---------- Listing ----------

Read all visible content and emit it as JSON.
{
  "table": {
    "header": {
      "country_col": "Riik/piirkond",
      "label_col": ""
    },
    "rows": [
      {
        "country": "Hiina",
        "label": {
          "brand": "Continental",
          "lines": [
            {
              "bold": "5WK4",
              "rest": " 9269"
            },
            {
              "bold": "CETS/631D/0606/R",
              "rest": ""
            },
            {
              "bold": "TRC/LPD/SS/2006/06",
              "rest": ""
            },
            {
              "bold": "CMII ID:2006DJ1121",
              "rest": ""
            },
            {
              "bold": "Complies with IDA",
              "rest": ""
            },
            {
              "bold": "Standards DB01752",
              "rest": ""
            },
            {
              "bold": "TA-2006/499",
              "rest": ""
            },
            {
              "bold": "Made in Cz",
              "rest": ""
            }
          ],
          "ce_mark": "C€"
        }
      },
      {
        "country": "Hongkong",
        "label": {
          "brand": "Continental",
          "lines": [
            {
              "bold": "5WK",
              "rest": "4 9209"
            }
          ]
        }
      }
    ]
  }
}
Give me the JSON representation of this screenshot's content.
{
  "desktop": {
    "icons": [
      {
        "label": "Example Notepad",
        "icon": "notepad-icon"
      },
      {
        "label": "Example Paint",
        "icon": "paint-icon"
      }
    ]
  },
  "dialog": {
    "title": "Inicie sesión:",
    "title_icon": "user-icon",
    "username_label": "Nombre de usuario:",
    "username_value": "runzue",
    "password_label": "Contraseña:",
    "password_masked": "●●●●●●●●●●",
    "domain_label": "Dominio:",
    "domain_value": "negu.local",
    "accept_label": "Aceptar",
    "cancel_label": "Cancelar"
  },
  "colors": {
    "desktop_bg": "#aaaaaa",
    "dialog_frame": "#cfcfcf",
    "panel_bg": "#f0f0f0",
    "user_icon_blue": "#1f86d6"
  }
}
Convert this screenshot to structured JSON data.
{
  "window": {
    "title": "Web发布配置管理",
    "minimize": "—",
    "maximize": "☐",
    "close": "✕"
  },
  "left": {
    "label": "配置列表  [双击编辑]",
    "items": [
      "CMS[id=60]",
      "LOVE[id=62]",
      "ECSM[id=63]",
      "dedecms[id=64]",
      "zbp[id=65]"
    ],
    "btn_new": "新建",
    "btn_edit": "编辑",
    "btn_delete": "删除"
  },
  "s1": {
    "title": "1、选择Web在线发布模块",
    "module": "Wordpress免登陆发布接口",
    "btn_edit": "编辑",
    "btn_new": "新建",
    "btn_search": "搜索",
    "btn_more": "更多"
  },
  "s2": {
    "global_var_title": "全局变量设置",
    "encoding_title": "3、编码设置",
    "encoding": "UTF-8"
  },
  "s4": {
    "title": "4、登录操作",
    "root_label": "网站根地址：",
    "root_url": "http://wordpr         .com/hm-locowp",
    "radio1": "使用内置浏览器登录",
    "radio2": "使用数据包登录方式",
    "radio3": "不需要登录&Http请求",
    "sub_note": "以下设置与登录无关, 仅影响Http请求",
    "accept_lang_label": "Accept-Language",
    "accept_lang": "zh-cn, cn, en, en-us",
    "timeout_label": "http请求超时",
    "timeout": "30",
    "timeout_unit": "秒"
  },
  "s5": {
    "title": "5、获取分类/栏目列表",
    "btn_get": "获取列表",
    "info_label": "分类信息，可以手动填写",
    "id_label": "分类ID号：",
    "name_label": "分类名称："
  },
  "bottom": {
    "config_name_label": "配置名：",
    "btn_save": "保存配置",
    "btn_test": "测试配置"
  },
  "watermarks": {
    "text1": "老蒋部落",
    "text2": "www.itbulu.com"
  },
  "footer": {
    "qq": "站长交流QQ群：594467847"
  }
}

----------

## Work to be completed
Reproduce each record exactly, leaving nothing out.

## Written reply
Read all visible content and emit it as JSON.
{
  "table": {
    "header": {
      "country_col": "Riik/piirkond",
      "label_col": ""
    },
    "rows": [
      {
        "country": "Hiina",
        "label": {
          "brand": "Continental",
          "lines": [
            {
              "bold": "5WK4",
              "rest": " 9269"
            },
            {
              "bold": "CETS/631D/0606/R",
              "rest": ""
            },
            {
              "bold": "TRC/LPD/SS/2006/06",
              "rest": ""
            },
            {
              "bold": "CMII ID:2006DJ1121",
              "rest": ""
            },
            {
              "bold": "Complies with IDA",
              "rest": ""
            },
            {
              "bold": "Standards DB01752",
              "rest": ""
            },
            {
              "bold": "TA-2006/499",
              "rest": ""
            },
            {
              "bold": "Made in Cz",
              "rest": ""
            }
          ],
          "ce_mark": "C€"
        }
      },
      {
        "country": "Hongkong",
        "label": {
          "brand": "Continental",
          "lines": [
            {
              "bold": "5WK",
              "rest": "4 9209"
            }
          ]
        }
      }
    ]
  }
}
Give me the JSON representation of this screenshot's content.
{
  "desktop": {
    "icons": [
      {
        "label": "Example Notepad",
        "icon": "notepad-icon"
      },
      {
        "label": "Example Paint",
        "icon": "paint-icon"
      }
    ]
  },
  "dialog": {
    "title": "Inicie sesión:",
    "title_icon": "user-icon",
    "username_label": "Nombre de usuario:",
    "username_value": "runzue",
    "password_label": "Contraseña:",
    "password_masked": "●●●●●●●●●●",
    "domain_label": "Dominio:",
    "domain_value": "negu.local",
    "accept_label": "Aceptar",
    "cancel_label": "Cancelar"
  },
  "colors": {
    "desktop_bg": "#aaaaaa",
    "dialog_frame": "#cfcfcf",
    "panel_bg": "#f0f0f0",
    "user_icon_blue": "#1f86d6"
  }
}
Convert this screenshot to structured JSON data.
{
  "window": {
    "title": "Web发布配置管理",
    "minimize": "—",
    "maximize": "☐",
    "close": "✕"
  },
  "left": {
    "label": "配置列表  [双击编辑]",
    "items": [
      "CMS[id=60]",
      "LOVE[id=62]",
      "ECSM[id=63]",
      "dedecms[id=64]",
      "zbp[id=65]"
    ],
    "btn_new": "新建",
    "btn_edit": "编辑",
    "btn_delete": "删除"
  },
  "s1": {
    "title": "1、选择Web在线发布模块",
    "module": "Wordpress免登陆发布接口",
    "btn_edit": "编辑",
    "btn_new": "新建",
    "btn_search": "搜索",
    "btn_more": "更多"
  },
  "s2": {
    "global_var_title": "全局变量设置",
    "encoding_title": "3、编码设置",
    "encoding": "UTF-8"
  },
  "s4": {
    "title": "4、登录操作",
    "root_label": "网站根地址：",
    "root_url": "http://wordpr         .com/hm-locowp",
    "radio1": "使用内置浏览器登录",
    "radio2": "使用数据包登录方式",
    "radio3": "不需要登录&Http请求",
    "sub_note": "以下设置与登录无关, 仅影响Http请求",
    "accept_lang_label": "Accept-Language",
    "accept_lang": "zh-cn, cn, en, en-us",
    "timeout_label": "http请求超时",
    "timeout": "30",
    "timeout_unit": "秒"
  },
  "s5": {
    "title": "5、获取分类/栏目列表",
    "btn_get": "获取列表",
    "info_label": "分类信息，可以手动填写",
    "id_label": "分类ID号：",
    "name_label": "分类名称："
  },
  "bottom": {
    "config_name_label": "配置名：",
    "btn_save": "保存配置",
    "btn_test": "测试配置"
  },
  "watermarks": {
    "text1": "老蒋部落",
    "text2": "www.itbulu.com"
  },
  "footer": {
    "qq": "站长交流QQ群：594467847"
  }
}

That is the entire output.